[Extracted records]
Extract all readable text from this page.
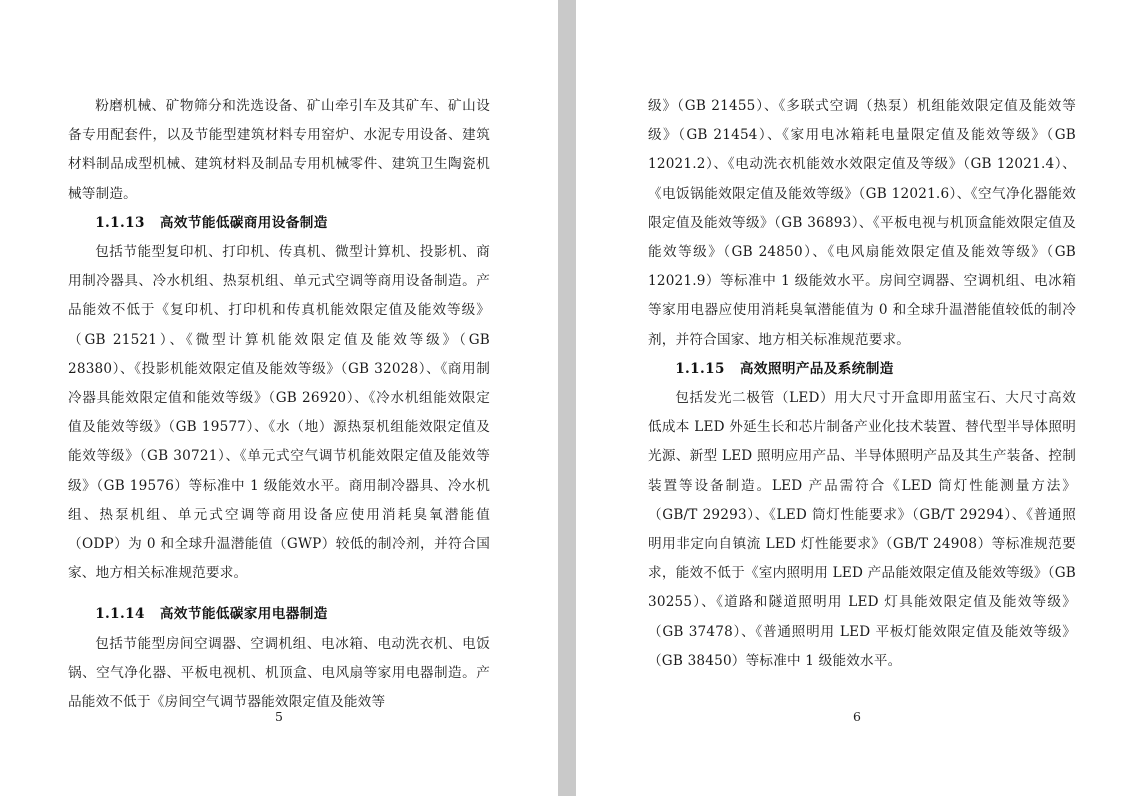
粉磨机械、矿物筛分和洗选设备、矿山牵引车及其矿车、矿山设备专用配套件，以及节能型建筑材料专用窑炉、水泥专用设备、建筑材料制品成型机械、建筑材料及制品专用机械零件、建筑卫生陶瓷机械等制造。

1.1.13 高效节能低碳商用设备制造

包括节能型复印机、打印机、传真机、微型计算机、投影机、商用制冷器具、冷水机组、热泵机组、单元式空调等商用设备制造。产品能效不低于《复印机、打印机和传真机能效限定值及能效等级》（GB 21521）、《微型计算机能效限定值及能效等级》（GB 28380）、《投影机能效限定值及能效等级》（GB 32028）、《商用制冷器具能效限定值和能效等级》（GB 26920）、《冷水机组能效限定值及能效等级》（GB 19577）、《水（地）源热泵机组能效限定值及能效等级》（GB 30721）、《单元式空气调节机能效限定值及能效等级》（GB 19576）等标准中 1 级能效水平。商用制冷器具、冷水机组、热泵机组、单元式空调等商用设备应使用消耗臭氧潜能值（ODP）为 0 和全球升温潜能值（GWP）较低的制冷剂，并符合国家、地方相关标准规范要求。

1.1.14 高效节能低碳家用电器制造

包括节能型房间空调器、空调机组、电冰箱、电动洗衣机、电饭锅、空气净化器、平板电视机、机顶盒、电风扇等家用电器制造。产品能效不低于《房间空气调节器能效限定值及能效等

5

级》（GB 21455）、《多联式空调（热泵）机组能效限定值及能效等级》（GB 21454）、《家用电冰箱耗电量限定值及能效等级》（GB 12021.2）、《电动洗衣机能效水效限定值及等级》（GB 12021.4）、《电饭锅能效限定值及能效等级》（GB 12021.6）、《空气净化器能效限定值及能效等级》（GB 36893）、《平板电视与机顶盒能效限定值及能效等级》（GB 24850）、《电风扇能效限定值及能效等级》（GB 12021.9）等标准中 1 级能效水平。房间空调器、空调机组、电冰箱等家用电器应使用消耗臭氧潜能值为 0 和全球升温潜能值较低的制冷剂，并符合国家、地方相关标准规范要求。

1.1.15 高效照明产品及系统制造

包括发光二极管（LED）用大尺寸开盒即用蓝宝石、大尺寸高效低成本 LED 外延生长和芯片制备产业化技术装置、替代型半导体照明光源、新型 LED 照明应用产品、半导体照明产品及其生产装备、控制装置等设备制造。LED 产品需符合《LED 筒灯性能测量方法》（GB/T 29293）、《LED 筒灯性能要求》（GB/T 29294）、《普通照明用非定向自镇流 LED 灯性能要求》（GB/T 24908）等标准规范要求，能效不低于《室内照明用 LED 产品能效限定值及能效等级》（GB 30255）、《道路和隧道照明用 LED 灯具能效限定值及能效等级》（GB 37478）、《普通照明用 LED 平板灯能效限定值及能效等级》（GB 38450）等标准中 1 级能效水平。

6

...

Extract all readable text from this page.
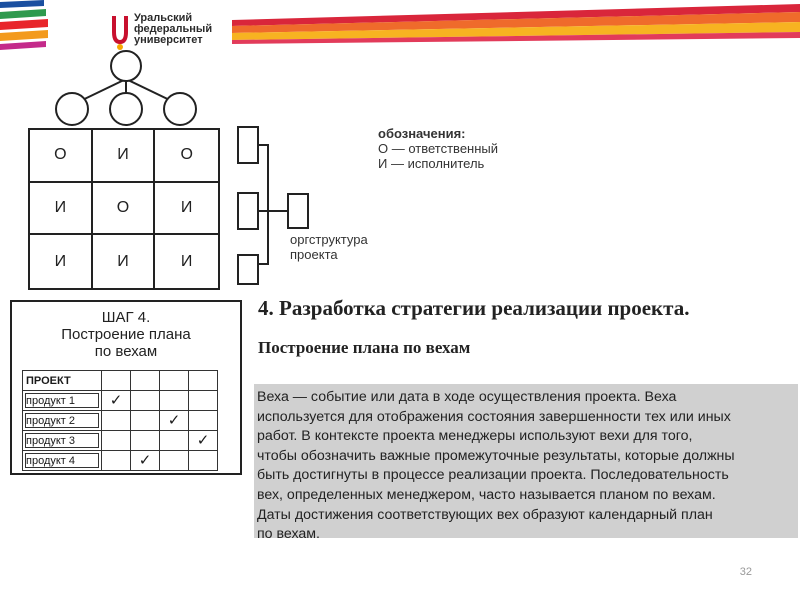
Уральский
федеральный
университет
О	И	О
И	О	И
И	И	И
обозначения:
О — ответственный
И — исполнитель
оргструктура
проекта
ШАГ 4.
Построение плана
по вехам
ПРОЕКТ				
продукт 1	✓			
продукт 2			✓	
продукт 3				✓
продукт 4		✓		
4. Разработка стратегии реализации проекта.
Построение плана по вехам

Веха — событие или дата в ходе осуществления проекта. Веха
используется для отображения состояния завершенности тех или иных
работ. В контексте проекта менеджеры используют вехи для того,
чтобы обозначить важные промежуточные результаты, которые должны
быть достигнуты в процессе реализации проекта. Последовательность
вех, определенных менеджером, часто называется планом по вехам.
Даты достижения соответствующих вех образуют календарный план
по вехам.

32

---

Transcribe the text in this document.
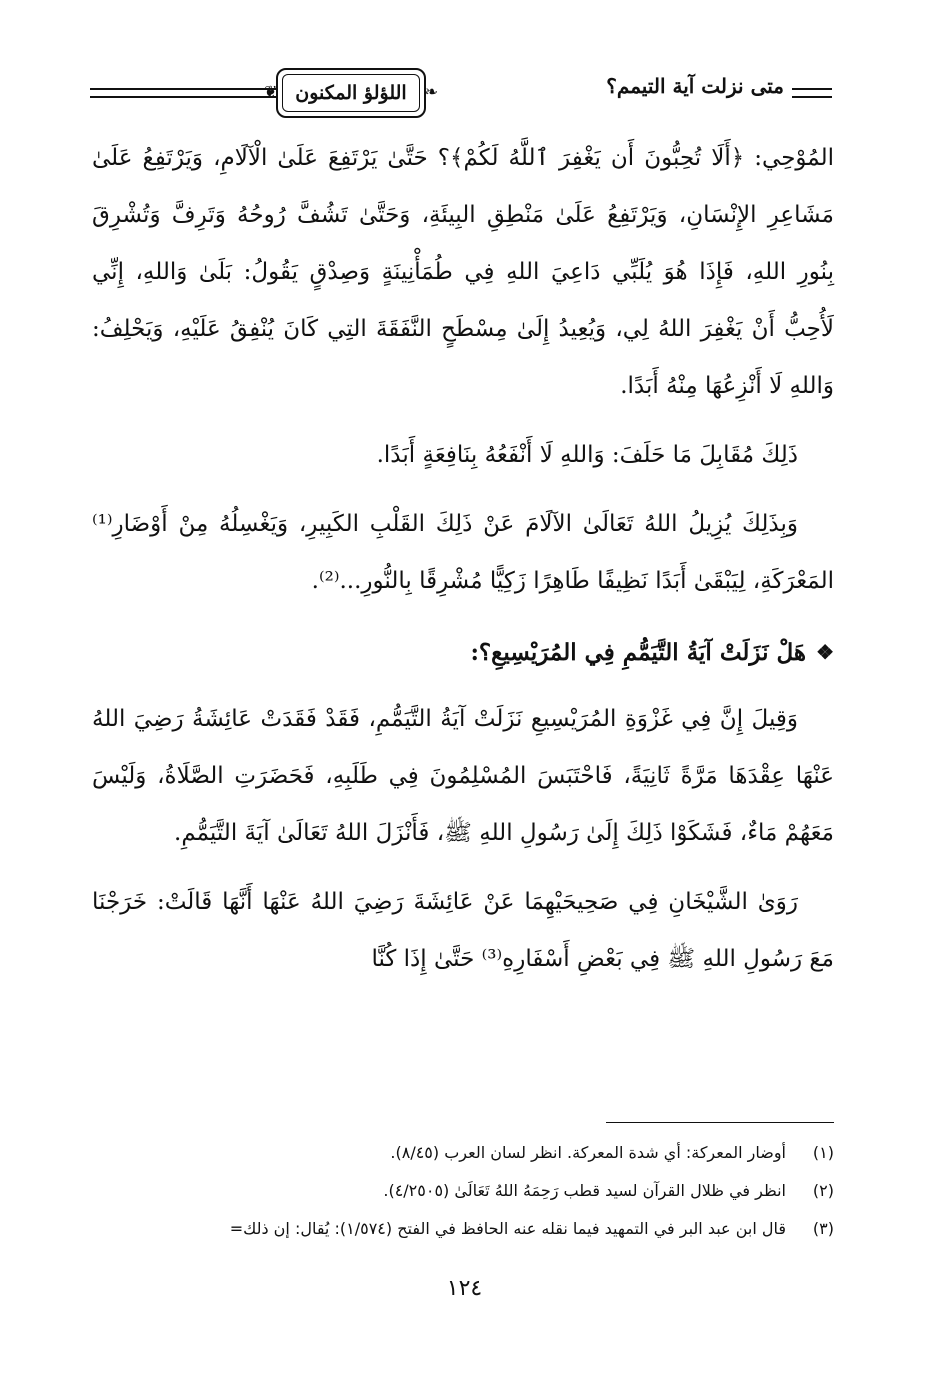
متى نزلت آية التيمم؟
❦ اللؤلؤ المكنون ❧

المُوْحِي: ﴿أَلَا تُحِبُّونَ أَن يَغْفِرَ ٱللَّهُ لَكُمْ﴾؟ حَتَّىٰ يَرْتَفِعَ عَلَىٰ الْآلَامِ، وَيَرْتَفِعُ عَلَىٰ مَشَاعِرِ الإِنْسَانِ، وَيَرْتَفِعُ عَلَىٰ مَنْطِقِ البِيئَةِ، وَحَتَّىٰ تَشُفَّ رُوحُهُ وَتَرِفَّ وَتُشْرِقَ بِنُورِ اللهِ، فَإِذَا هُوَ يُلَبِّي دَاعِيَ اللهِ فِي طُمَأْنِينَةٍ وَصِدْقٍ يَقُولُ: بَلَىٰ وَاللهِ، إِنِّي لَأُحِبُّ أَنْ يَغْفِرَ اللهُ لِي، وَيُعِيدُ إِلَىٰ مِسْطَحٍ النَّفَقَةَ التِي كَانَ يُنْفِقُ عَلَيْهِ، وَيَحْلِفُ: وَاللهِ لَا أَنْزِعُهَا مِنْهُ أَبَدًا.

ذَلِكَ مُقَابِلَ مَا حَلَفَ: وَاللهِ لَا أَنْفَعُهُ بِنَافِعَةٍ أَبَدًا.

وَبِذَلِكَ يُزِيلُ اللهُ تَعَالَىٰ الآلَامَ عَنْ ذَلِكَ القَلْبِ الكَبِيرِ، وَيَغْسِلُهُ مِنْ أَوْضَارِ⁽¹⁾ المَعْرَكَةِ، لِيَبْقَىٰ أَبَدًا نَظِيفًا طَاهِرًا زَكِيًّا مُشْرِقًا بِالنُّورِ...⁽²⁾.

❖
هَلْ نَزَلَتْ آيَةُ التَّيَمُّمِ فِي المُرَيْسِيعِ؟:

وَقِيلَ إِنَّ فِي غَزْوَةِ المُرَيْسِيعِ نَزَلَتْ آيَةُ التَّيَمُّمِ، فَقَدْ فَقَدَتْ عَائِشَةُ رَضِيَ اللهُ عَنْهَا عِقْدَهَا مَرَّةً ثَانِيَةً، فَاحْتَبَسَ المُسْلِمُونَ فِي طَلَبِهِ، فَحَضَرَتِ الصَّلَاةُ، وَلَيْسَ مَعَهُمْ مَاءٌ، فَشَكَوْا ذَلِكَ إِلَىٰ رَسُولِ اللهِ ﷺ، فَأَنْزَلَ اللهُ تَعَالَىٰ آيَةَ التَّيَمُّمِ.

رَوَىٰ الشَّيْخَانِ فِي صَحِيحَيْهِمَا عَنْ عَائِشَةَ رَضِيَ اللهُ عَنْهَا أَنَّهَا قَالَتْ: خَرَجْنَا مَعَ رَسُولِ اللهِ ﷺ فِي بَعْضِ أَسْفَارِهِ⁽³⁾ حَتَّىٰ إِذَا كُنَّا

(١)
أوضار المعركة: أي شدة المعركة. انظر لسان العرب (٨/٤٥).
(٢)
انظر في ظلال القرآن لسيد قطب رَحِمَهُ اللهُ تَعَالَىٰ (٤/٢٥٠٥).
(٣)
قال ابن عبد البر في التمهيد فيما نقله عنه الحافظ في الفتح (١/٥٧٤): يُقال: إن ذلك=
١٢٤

• [TASK DESCRIPTION]: In the entries above, how many lines contain the word "реализации"? Answer with the number only.

• [PROBLEM SOLUTION]: 2